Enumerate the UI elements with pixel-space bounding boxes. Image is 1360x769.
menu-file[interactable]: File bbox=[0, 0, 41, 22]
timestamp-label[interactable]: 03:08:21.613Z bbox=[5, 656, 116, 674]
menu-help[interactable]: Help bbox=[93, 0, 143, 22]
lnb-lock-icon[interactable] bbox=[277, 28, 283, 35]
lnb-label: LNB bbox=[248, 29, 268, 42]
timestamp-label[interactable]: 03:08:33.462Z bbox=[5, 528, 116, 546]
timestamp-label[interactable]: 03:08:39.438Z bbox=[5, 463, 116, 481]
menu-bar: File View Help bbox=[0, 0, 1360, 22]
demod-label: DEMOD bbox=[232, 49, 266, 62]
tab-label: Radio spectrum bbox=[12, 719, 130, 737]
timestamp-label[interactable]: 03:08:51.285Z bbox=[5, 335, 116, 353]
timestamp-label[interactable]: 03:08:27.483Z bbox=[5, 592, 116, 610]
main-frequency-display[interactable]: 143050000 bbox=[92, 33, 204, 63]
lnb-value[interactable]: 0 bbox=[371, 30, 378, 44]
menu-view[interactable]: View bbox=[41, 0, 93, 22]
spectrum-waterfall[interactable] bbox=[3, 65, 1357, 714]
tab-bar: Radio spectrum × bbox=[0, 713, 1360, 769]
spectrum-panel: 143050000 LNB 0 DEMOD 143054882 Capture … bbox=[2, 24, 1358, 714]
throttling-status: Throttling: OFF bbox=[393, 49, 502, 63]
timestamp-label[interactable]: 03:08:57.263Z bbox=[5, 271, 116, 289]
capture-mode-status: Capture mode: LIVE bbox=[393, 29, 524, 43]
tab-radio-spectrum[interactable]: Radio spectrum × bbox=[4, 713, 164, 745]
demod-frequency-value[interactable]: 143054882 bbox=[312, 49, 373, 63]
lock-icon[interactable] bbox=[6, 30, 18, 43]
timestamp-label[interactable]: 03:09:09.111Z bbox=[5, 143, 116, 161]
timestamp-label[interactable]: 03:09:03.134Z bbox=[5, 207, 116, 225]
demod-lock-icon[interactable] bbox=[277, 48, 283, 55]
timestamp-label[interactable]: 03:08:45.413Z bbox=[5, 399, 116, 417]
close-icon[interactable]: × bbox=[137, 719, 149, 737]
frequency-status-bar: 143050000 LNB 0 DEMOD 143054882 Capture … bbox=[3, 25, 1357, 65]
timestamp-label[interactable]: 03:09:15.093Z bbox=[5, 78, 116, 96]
--
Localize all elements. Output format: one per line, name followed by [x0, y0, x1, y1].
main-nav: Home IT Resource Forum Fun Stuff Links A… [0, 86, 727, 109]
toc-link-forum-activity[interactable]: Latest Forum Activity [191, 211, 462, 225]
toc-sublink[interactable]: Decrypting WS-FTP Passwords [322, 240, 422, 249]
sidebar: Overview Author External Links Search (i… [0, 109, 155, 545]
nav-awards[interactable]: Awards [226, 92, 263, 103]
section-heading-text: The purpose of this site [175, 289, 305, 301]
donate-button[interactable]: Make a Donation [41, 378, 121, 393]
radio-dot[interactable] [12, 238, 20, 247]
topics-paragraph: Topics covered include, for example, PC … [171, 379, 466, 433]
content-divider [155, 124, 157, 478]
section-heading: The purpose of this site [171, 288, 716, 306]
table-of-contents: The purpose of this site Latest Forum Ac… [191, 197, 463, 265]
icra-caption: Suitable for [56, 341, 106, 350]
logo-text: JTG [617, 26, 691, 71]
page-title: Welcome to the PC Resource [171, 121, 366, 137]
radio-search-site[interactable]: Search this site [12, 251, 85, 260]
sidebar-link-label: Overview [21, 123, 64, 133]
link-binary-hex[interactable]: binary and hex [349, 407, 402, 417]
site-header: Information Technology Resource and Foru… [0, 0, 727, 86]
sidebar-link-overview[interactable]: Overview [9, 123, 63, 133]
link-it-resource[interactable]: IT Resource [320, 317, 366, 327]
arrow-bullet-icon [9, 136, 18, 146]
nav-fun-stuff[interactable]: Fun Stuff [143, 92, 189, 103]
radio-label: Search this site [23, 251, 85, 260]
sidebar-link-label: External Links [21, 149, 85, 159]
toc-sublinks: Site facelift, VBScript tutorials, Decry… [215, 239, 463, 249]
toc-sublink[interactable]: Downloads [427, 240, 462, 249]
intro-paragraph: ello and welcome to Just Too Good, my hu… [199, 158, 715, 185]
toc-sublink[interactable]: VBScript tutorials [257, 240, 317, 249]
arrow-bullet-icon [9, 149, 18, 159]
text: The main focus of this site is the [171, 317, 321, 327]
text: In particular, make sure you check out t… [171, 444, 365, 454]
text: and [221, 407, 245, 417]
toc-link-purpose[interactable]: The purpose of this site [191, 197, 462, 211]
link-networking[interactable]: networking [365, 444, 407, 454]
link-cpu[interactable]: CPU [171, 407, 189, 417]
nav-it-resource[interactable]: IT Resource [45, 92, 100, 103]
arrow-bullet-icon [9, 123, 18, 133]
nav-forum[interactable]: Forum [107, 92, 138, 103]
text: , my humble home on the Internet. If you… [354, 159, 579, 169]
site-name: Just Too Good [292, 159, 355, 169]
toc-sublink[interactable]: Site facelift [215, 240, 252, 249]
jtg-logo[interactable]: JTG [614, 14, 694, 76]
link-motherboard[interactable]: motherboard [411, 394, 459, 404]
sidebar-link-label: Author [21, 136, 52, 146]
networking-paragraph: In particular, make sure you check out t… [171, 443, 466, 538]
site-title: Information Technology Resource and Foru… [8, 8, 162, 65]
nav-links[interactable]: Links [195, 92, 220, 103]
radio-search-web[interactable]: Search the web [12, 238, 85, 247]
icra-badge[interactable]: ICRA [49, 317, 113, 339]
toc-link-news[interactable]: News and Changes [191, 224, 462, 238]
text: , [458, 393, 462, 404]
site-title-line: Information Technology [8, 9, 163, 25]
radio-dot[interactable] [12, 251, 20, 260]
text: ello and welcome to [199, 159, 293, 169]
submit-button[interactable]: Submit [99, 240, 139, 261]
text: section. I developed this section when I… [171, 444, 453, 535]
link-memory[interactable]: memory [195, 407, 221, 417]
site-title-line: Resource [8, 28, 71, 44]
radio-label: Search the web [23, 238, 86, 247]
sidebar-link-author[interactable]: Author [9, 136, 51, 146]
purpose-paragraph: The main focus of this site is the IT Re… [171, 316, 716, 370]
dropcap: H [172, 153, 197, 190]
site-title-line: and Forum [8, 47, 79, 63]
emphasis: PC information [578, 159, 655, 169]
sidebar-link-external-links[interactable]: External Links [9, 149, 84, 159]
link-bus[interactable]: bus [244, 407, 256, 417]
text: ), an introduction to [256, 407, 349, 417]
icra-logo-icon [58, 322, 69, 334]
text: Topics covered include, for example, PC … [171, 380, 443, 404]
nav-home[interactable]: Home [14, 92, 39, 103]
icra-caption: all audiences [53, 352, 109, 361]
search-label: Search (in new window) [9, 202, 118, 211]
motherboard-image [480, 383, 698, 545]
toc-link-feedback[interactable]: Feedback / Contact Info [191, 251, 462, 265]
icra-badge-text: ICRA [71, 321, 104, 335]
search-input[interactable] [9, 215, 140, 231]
* * *
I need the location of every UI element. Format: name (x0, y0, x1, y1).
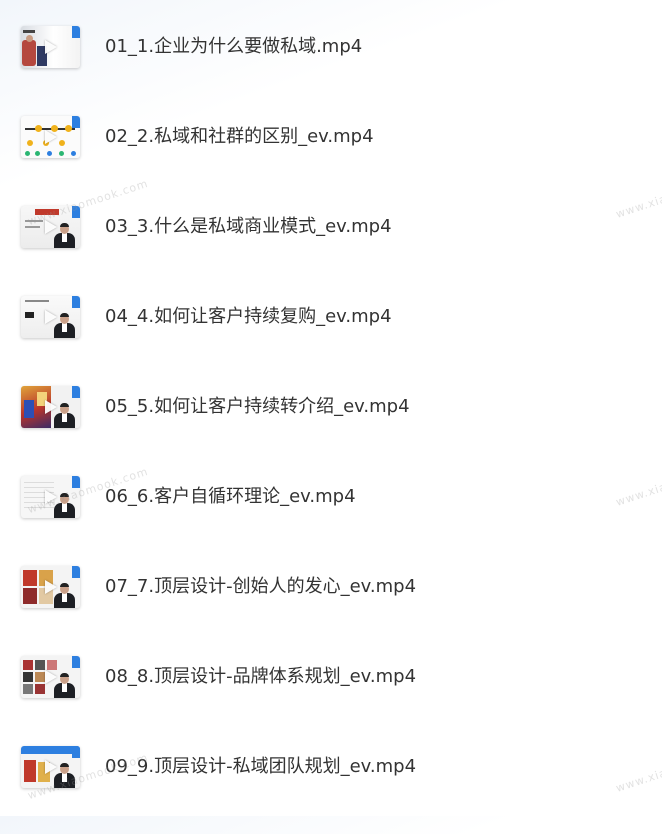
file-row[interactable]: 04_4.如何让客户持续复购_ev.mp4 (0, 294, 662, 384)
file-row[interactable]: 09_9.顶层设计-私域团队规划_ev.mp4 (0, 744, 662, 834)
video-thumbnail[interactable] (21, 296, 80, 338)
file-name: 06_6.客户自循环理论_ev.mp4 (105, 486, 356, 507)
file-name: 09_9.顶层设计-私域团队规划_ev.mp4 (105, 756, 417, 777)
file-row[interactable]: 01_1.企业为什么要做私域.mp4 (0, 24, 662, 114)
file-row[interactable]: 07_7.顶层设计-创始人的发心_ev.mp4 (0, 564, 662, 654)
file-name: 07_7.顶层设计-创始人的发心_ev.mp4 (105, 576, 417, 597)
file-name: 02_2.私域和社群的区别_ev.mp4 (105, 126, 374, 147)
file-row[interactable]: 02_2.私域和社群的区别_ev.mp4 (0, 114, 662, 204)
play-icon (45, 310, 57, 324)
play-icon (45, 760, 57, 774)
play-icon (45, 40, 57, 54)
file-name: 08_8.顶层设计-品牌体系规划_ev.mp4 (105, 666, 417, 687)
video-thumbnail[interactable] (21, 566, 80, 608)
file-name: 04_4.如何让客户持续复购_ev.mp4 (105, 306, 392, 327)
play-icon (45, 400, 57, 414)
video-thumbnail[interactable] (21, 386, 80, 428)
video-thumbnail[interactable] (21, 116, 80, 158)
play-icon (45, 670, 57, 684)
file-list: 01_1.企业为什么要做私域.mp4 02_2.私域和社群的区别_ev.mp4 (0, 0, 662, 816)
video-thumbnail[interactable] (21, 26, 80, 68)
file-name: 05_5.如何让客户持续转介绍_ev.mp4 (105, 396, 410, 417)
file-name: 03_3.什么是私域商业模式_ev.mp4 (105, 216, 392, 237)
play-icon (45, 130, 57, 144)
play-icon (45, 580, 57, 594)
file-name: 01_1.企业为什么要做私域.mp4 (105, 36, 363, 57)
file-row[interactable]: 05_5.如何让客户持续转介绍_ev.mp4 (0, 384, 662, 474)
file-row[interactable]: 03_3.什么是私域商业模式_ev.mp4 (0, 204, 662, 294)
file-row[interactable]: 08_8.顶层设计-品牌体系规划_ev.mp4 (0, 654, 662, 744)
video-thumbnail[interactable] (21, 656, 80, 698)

Task directions → From the line with "Enumerate the UI" to the line with "menu-view[interactable]: View bbox=[41, 0, 93, 22]", swap "timestamp-label" for "time-label" and give those lines again with nothing else changed.

Response below →
Enumerate the UI elements with pixel-space bounding boxes. Image is 1360x769.
menu-file[interactable]: File bbox=[0, 0, 41, 22]
time-label[interactable]: 03:08:21.613Z bbox=[5, 656, 116, 674]
menu-help[interactable]: Help bbox=[93, 0, 143, 22]
lnb-lock-icon[interactable] bbox=[277, 28, 283, 35]
lnb-label: LNB bbox=[248, 29, 268, 42]
time-label[interactable]: 03:08:33.462Z bbox=[5, 528, 116, 546]
time-label[interactable]: 03:08:39.438Z bbox=[5, 463, 116, 481]
menu-bar: File View Help bbox=[0, 0, 1360, 22]
demod-label: DEMOD bbox=[232, 49, 266, 62]
tab-label: Radio spectrum bbox=[12, 719, 130, 737]
time-label[interactable]: 03:08:51.285Z bbox=[5, 335, 116, 353]
time-label[interactable]: 03:08:27.483Z bbox=[5, 592, 116, 610]
main-frequency-display[interactable]: 143050000 bbox=[92, 33, 204, 63]
lnb-value[interactable]: 0 bbox=[371, 30, 378, 44]
menu-view[interactable]: View bbox=[41, 0, 93, 22]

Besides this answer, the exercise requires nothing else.